_Provided text_.

Conflicts of interest
Here is an article from the Internet that is well worth reading.
HOA Management
Companies:
Does your management company have conflicts of interest?
January 2010
Your property management company may be taking additional money out of
your pocket each month, and you may not have any idea it's happening.
That can happen when a management company has an ownership interest in
a service provider—such as a landscaping or maintenance company—that it
hires to do work for your association without disclosing its
relationship to your board, says Robert White, managing director of KW
Property Management & Consulting in Miami, which oversees about 125
associations totaling 30,000-35,000 units. The problem is increasing
now, says White, because managers are being forced to take pay cuts
because of the bad economy. In response, they're increasingly relying
on their subcontractors to make up the difference.
Here's how to protect your association.
It happens
too often
"Unfortunately, I see a lot of that," says Matt Zifrony, who advises
homeowners and condo associations at Tripp Scott, a Ft. Lauderdale law
firm, and who's also the president of a 3,000-home association. "There
are probably a lot of instances in which that type of relationship
isn't disclosed the way it should be."
When a management company or its owners have a shared ownership
interest in another company that provides services to associations,
that doesn't always mean your association will always get the short end
of the stick. "In some cases, having an affiliated company do work for
your community is not only perfectly appropriate, but you have an even
higher likelihood of achieving satisfaction because the manager is
working with you in another way and wants to preserve that
relationship," says Lisa A. Magill, a shareholder and association
attorney at Becker & Poliakoff PA in Fort Lauderdale, Fla.
"However, if the owners of the companies are affiliated, you may not
have the same level of comfort that bids reflect arms-length
transaction pricing."
A professional management company should disclose any relationships it
has with any companies that may provide services to an association it
manages. "I'd like the relationships to be disclosed, and I really
think there's a fiduciary obligation on the part of the management
company or manager to disclose that relationship if it exists," says
Magill. "There should be no reason to discourage the board from hiring
that vendor if it's the right vendor for the job. The management
company may have the best painter with the most competitive pricing.
But if the company has failed to disclose that relationship, there's
some trepidation."
Zifrony agrees that management companies should be forthright about
potential conflicts. "It needs to be disclosed, but a lot of them
don't," he says. "That creates a two-fold issue. The first is the
dollars, which is the obvious issue. Is someone going to be pushing you
toward a vendor it's financially benefiting from? The other is putting
your eggs in one basket. If you have to separate from the management
company, you have to separate from the vendors, too, which makes it
that much more difficult to separate."

_Dataset extract_.
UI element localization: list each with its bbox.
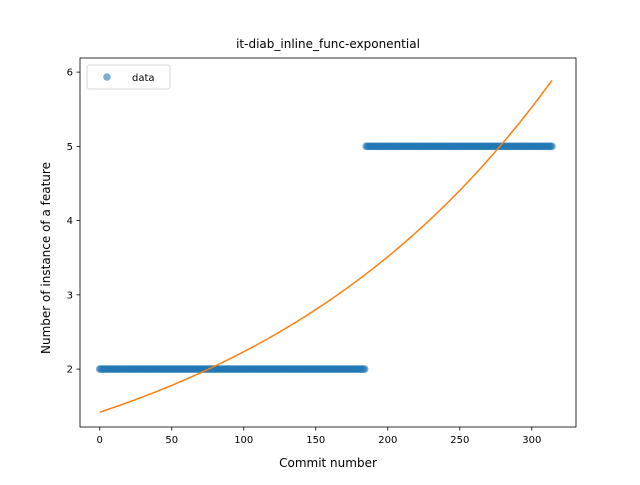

_Task set_.
(1) In the HOA management article, how many associations does KW Property Management & Consulting oversee?
(2) Duplicate the part of the HOA management article starting at "That can happen" and ending at "up the difference.".
(3) Pick up the HOA management article after its final sentence and keep writing it.

_Answers by task_.
(1) About 125 associations.

(2)
That can happen when a management company has an ownership interest in
a service provider—such as a landscaping or maintenance company—that it
hires to do work for your association without disclosing its
relationship to your board, says Robert White, managing director of KW
Property Management & Consulting in Miami, which oversees about 125
associations totaling 30,000-35,000 units. The problem is increasing
now, says White, because managers are being forced to take pay cuts
because of the bad economy. In response, they're increasingly relying
on their subcontractors to make up the difference.

(3)
Here's How
the Problem Surfaces
How can you lose the benefit of competitive bidding if your management
company doesn't handle bids properly? "A lot of our competitors own
plumbing, electrical, or insurance companies or landscapers, or
painters—all types of ancillary vendors that provide services and
products to associations," explains White. "They'll do the management
and see that the building needs new paint and just get their vendors in
there. Or they'll get bids from other vendors and then tailor their bid
around the other bids. That creates a major conflict of interest. Some
companies even reward managers for getting those vendors into those
associations to begin with."
White admits that his company once had an affiliated company. "We used
to own a landscaping company, and it was growing very nicely and was
very profitable," he explains. "But the more we learned about this
business and the negative aura that's created in the marketplace for
the management company when it owns other companies, we decided it was
in our best interest to get rid of that company and outsource
everything. Now we have no relationship like that with any vendor
because we don't think you can possibly give an independent bid and
make an independent recommendation if the company you work for owns a
piece of another company."
Problems can also arise when management companies bundle services into
a single contract. "When services are bundled, it's very difficult to
evaluate what charges are applicable to what service," says Magill. "A
management company might put a little more fat in one side of the
contract to make up for a discount on another portion of the contract.
I like all the services to be separately contracted and bid. If you
have a problem with one, are you limited to canceling that part of the
contract, or do you have to cancel the whole contract? You want to have
some flexibility in your ongoing contractual relationships."
Preventing
the Problem
There are a number of ways you can determine whether you're getting
fair and independent advice from your management company when it comes
to outside vendors.
When you do a request for bids for any service, include a question
asking bidders to identify all the owners of the company and all the
ownership interests those people have in any other companies the
association does business with.
Also get a broad range of referrals. "You should not only rely on your
managers for referrals of vendors, but you should also get referrals
from boards at similar properties," says Magill. "And even if your
manager collects bids, also have bids go to an alternative location so
that you're reviewing the actual bid that's been submitted for the
project."
Also ask that bids be sent in on a certain date so that your management
company doesn't get the advantage of compiling all the bids and then
using that information to craft a better bid from its affiliated
company. Better yet, have all bids sent to a board member, not your
property manager.
Finally, ask direct questions. "When you get bids from your property
management company, ask: Do you have any type of affiliation or
relationship with these vendors?" says Zifrony. Also ask: Do your
managers receive any financial benefit for hiring any particular
companies?
And make sure you don't allow any room for a fudged answer. "Ask
whether the management company has any relationship with the vendor,"
says White. "Sometimes the management company won't own the vendor.
Maybe technically it's the management company's sister company and the
manager can truthfully answer that, no, it doesn't own the other
company. It's important to know how to ask the question."
Reprinted from: http://www.hoaleader.com
© 2014 Plain-English Media, LLC. All Rights Reserved. Reproduction
without permission prohibited.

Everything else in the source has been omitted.